▼
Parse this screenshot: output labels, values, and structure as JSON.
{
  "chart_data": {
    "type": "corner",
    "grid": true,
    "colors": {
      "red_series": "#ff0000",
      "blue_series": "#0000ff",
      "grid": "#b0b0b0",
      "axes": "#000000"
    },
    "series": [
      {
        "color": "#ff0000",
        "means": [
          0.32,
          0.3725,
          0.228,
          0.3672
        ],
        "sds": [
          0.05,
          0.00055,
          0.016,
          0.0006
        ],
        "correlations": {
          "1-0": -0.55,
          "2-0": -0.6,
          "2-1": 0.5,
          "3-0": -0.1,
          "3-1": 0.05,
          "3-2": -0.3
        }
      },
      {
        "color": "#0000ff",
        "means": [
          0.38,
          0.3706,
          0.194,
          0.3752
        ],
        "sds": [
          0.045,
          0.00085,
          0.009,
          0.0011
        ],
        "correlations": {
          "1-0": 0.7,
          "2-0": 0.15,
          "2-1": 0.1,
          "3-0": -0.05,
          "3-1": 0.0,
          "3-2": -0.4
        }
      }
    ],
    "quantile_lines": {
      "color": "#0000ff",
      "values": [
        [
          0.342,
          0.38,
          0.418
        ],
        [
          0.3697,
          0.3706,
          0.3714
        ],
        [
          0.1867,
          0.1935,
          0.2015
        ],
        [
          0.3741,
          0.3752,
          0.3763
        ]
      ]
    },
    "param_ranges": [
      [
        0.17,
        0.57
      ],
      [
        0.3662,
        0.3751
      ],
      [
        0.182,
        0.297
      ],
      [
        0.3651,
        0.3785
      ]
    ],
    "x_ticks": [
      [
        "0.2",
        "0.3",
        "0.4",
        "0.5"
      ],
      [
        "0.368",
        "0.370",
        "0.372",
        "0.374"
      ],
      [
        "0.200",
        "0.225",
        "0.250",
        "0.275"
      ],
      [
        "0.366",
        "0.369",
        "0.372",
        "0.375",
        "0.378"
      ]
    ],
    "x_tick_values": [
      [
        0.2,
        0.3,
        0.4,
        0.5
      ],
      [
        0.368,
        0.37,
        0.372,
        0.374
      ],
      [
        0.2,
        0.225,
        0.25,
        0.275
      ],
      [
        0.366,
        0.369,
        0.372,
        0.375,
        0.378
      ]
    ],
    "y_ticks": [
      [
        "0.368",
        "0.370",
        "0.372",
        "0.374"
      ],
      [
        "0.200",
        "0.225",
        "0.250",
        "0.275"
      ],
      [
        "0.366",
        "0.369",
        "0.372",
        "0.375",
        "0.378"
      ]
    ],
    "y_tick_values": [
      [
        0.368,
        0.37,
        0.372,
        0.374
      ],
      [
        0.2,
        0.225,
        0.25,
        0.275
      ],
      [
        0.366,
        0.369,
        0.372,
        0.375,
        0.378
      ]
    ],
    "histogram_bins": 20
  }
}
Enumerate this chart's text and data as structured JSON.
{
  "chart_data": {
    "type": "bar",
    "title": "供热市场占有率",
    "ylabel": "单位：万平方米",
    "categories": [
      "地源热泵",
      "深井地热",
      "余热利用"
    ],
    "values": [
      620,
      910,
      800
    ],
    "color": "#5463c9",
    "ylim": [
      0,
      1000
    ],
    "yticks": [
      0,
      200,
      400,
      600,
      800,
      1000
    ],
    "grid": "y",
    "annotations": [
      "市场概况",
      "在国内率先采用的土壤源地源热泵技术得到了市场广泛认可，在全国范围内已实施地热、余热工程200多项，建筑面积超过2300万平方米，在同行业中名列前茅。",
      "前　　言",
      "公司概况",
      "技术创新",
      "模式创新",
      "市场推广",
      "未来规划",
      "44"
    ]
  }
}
▲
# What to do
Wherever a line in the data above holds "this", copy that line.

# Task result
Parse this screenshot: output labels, values, and structure as JSON.
Enumerate this chart's text and data as structured JSON.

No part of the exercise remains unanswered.